--- What to do ---
Copy only what runs from the line containing "Serialize everything readable" to the last line, both included, keeping it exact and omitting pictures.

--- Supplied information ---
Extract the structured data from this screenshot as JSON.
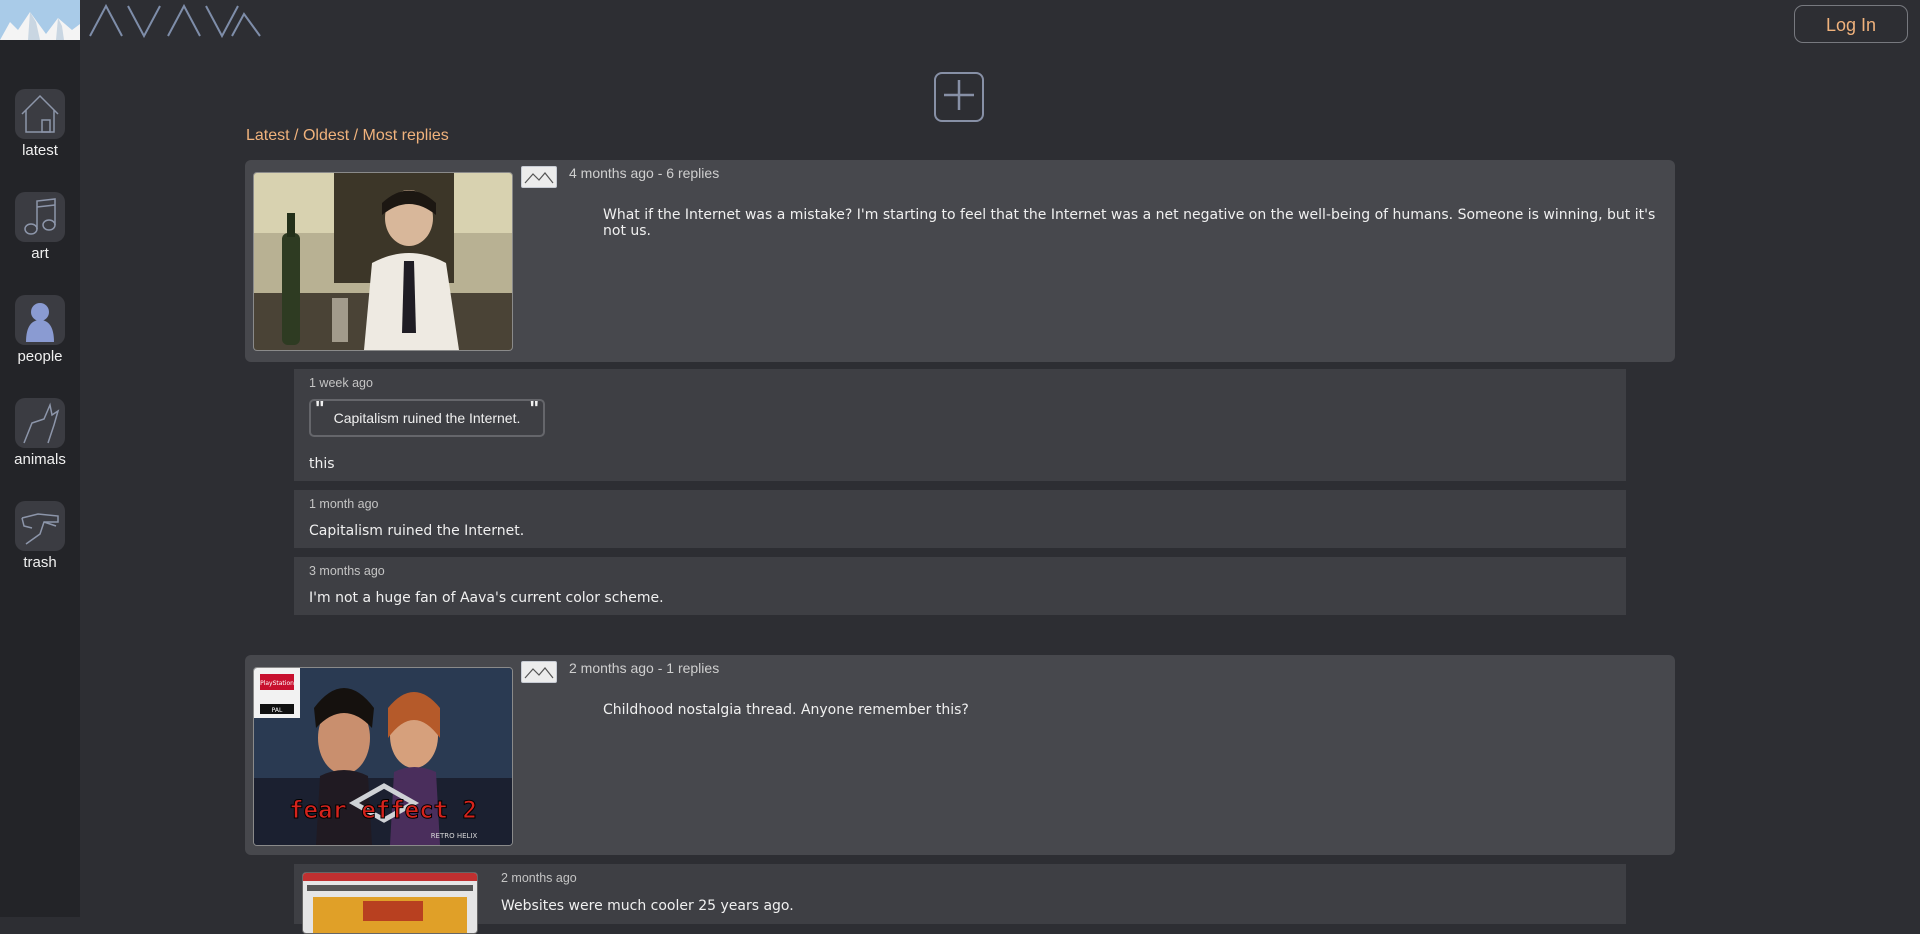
{
  "header": {
    "login_label": "Log In"
  },
  "sidebar": {
    "items": [
      {
        "label": "latest",
        "icon": "home-icon"
      },
      {
        "label": "art",
        "icon": "music-note-icon"
      },
      {
        "label": "people",
        "icon": "person-icon"
      },
      {
        "label": "animals",
        "icon": "cat-icon"
      },
      {
        "label": "trash",
        "icon": "hand-icon"
      }
    ]
  },
  "sort": {
    "latest": "Latest",
    "oldest": "Oldest",
    "most_replies": "Most replies",
    "sep": " / "
  },
  "threads": [
    {
      "meta": "4 months ago - 6 replies",
      "text": "What if the Internet was a mistake? I'm starting to feel that the Internet was a net negative on the well-being of humans. Someone is winning, but it's not us.",
      "replies": [
        {
          "meta": "1 week ago",
          "quote": "Capitalism ruined the Internet.",
          "text": "this"
        },
        {
          "meta": "1 month ago",
          "text": "Capitalism ruined the Internet."
        },
        {
          "meta": "3 months ago",
          "text": "I'm not a huge fan of Aava's current color scheme."
        }
      ]
    },
    {
      "meta": "2 months ago - 1 replies",
      "text": "Childhood nostalgia thread. Anyone remember this?",
      "image_caption": "fear effect 2",
      "image_sub": "RETRO HELIX",
      "image_badge": "PlayStation",
      "image_region": "PAL",
      "replies": [
        {
          "meta": "2 months ago",
          "text": "Websites were much cooler 25 years ago."
        }
      ]
    }
  ],
  "colors": {
    "background": "#2d2e33",
    "sidebar": "#232428",
    "card": "#47484d",
    "reply": "#3e3f44",
    "accent": "#f0b27c"
  }
}
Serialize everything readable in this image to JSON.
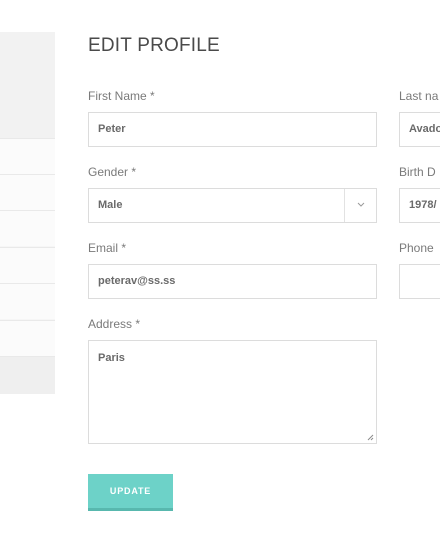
{
  "page": {
    "title": "EDIT PROFILE"
  },
  "form": {
    "first_name": {
      "label": "First Name *",
      "value": "Peter"
    },
    "last_name": {
      "label": "Last na",
      "value": "Avado"
    },
    "gender": {
      "label": "Gender *",
      "value": "Male"
    },
    "birth_date": {
      "label": "Birth D",
      "value": "1978/"
    },
    "email": {
      "label": "Email *",
      "value": "peterav@ss.ss"
    },
    "phone": {
      "label": "Phone",
      "value": ""
    },
    "address": {
      "label": "Address *",
      "value": "Paris"
    },
    "update_label": "UPDATE"
  },
  "icons": {
    "select_arrow": "chevron-down-icon",
    "resize": "resize-grip-icon"
  },
  "colors": {
    "accent": "#6dd2c8",
    "accent_dark": "#58b8ae"
  }
}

--- Output of the task ---
Serialize everything readable in this image to JSON.
{
  "page": {
    "title": "EDIT PROFILE"
  },
  "form": {
    "first_name": {
      "label": "First Name *",
      "value": "Peter"
    },
    "last_name": {
      "label": "Last na",
      "value": "Avado"
    },
    "gender": {
      "label": "Gender *",
      "value": "Male"
    },
    "birth_date": {
      "label": "Birth D",
      "value": "1978/"
    },
    "email": {
      "label": "Email *",
      "value": "peterav@ss.ss"
    },
    "phone": {
      "label": "Phone",
      "value": ""
    },
    "address": {
      "label": "Address *",
      "value": "Paris"
    },
    "update_label": "UPDATE"
  },
  "icons": {
    "select_arrow": "chevron-down-icon",
    "resize": "resize-grip-icon"
  },
  "colors": {
    "accent": "#6dd2c8",
    "accent_dark": "#58b8ae"
  }
}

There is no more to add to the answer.